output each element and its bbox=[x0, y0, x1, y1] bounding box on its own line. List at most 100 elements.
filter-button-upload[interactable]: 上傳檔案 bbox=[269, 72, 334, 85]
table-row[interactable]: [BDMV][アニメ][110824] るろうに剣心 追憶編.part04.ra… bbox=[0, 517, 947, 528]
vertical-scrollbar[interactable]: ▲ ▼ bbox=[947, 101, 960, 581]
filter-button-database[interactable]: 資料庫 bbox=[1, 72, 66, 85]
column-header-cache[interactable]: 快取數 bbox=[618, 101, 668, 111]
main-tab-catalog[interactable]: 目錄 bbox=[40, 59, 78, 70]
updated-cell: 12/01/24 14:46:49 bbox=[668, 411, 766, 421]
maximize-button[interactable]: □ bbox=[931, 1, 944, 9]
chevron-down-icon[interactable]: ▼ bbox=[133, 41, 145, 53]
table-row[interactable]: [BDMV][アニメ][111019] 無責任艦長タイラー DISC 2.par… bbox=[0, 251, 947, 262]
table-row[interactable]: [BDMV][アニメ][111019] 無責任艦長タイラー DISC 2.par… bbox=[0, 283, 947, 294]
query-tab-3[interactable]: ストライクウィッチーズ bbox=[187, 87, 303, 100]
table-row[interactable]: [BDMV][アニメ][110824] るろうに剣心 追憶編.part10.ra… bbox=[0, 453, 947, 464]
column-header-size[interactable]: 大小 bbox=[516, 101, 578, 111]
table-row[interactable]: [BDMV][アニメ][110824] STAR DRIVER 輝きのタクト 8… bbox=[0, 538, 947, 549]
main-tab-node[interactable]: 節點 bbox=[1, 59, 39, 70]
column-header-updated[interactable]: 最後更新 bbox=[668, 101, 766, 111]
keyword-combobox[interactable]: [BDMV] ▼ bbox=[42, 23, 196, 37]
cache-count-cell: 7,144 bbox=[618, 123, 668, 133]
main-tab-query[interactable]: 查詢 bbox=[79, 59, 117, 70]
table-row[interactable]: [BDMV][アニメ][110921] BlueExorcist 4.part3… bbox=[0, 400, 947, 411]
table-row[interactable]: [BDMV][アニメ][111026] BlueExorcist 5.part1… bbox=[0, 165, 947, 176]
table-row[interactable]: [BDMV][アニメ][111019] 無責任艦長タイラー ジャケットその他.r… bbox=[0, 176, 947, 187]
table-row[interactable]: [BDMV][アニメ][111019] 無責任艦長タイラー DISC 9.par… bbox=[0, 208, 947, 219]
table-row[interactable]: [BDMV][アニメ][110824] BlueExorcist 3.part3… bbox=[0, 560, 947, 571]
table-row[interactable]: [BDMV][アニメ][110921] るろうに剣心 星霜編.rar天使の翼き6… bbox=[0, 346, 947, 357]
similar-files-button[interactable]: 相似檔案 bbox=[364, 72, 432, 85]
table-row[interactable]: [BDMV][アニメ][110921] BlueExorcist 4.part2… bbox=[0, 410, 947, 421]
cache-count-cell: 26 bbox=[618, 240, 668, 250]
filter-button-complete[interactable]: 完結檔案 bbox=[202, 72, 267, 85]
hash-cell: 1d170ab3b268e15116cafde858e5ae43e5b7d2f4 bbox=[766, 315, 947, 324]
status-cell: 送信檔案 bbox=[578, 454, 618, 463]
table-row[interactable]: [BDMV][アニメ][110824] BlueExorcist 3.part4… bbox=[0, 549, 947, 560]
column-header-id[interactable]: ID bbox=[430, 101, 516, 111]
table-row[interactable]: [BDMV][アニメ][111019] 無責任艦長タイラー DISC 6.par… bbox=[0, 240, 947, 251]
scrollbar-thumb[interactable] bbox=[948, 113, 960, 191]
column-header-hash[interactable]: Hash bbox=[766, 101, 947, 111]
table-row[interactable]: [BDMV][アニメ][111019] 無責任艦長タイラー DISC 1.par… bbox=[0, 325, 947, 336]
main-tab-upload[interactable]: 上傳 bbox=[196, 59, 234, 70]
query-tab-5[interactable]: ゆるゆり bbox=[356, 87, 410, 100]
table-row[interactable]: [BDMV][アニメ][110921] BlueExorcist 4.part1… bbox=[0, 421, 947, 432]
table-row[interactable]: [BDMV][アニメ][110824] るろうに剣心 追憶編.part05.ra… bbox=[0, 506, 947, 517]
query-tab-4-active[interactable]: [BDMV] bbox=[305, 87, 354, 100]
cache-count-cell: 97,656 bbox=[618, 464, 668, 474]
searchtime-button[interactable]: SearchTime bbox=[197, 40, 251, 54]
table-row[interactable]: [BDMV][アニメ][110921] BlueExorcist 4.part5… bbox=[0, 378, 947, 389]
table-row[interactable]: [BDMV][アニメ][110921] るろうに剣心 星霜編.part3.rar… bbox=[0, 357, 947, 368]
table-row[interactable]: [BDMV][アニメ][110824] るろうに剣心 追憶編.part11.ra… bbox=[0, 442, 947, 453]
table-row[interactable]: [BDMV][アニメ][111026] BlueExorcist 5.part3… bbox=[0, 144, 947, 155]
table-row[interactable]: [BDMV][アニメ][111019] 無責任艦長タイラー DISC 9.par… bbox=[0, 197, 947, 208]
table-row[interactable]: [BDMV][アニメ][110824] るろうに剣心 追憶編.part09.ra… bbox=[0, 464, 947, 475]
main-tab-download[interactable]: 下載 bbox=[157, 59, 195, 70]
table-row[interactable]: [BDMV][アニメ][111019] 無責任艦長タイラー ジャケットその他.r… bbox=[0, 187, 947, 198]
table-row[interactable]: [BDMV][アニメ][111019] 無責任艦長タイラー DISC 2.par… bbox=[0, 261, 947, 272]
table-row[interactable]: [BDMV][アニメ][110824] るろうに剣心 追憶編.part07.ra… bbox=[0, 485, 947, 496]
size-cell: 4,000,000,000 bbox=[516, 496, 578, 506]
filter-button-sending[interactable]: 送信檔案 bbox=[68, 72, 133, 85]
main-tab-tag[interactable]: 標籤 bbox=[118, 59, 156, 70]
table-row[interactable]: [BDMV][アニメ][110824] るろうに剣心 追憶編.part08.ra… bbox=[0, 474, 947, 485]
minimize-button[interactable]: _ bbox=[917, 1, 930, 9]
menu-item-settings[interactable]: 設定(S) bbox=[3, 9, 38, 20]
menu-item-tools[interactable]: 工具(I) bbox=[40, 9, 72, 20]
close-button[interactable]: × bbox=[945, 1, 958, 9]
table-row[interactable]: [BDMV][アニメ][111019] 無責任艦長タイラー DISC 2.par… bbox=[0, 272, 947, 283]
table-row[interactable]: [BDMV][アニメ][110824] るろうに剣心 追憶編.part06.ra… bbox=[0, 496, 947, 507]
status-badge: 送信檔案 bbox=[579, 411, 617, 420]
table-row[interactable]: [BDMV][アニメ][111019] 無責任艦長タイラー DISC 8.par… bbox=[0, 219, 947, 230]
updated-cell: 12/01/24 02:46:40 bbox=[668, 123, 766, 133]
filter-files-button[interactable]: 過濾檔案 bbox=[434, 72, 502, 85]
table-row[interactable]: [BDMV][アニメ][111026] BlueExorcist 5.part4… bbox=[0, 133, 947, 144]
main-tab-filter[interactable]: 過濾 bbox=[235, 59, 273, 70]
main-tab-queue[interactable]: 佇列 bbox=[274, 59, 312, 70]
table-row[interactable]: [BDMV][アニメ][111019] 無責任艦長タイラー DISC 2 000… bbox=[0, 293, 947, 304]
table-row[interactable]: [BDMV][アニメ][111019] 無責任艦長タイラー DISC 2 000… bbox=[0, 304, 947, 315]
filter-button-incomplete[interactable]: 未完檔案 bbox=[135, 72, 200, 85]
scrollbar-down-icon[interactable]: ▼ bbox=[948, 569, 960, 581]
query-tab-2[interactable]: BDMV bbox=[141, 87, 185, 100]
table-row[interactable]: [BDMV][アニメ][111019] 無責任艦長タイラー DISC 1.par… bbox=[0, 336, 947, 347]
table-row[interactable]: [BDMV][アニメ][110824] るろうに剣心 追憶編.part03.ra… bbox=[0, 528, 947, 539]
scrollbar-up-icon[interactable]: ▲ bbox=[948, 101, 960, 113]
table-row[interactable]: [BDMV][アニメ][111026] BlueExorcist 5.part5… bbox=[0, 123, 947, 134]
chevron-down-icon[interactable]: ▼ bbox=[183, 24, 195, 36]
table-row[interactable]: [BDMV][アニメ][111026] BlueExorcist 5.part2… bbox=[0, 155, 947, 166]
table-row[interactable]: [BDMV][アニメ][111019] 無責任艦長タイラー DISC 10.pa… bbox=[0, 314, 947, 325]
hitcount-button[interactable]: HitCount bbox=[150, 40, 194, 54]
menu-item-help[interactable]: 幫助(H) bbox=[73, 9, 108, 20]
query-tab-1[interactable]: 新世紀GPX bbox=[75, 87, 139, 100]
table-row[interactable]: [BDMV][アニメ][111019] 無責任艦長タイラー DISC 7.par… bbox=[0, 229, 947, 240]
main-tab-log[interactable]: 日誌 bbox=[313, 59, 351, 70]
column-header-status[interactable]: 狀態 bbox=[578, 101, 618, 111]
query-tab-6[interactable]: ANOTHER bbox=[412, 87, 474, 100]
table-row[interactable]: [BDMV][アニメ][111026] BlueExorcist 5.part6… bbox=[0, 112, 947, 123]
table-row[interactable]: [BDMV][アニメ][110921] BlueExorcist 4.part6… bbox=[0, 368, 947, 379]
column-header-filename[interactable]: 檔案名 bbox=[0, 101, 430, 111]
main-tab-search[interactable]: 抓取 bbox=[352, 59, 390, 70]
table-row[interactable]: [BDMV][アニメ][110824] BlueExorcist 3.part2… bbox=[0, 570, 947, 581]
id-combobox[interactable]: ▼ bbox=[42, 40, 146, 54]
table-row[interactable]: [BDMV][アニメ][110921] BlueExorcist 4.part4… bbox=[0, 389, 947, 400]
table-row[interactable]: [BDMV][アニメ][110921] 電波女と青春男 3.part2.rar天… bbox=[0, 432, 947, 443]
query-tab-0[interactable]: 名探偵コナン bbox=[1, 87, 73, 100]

The request:
Please copy out the lines exactly, from the first one up to and including the line with "keyword-combobox[interactable]: [BDMV] ▼".

Response:
output each element and its bbox=[x0, y0, x1, y1] bounding box on its own line. List at most 100 elements.
filter-button-upload[interactable]: 上傳檔案 bbox=[269, 72, 334, 85]
table-row[interactable]: [BDMV][アニメ][110824] るろうに剣心 追憶編.part04.ra… bbox=[0, 517, 947, 528]
vertical-scrollbar[interactable]: ▲ ▼ bbox=[947, 101, 960, 581]
filter-button-database[interactable]: 資料庫 bbox=[1, 72, 66, 85]
column-header-cache[interactable]: 快取數 bbox=[618, 101, 668, 111]
main-tab-catalog[interactable]: 目錄 bbox=[40, 59, 78, 70]
updated-cell: 12/01/24 14:46:49 bbox=[668, 411, 766, 421]
maximize-button[interactable]: □ bbox=[931, 1, 944, 9]
chevron-down-icon[interactable]: ▼ bbox=[133, 41, 145, 53]
table-row[interactable]: [BDMV][アニメ][111019] 無責任艦長タイラー DISC 2.par… bbox=[0, 251, 947, 262]
table-row[interactable]: [BDMV][アニメ][111019] 無責任艦長タイラー DISC 2.par… bbox=[0, 283, 947, 294]
query-tab-3[interactable]: ストライクウィッチーズ bbox=[187, 87, 303, 100]
table-row[interactable]: [BDMV][アニメ][110824] るろうに剣心 追憶編.part10.ra… bbox=[0, 453, 947, 464]
column-header-size[interactable]: 大小 bbox=[516, 101, 578, 111]
table-row[interactable]: [BDMV][アニメ][110824] STAR DRIVER 輝きのタクト 8… bbox=[0, 538, 947, 549]
main-tab-node[interactable]: 節點 bbox=[1, 59, 39, 70]
column-header-updated[interactable]: 最後更新 bbox=[668, 101, 766, 111]
keyword-combobox[interactable]: [BDMV] ▼ bbox=[42, 23, 196, 37]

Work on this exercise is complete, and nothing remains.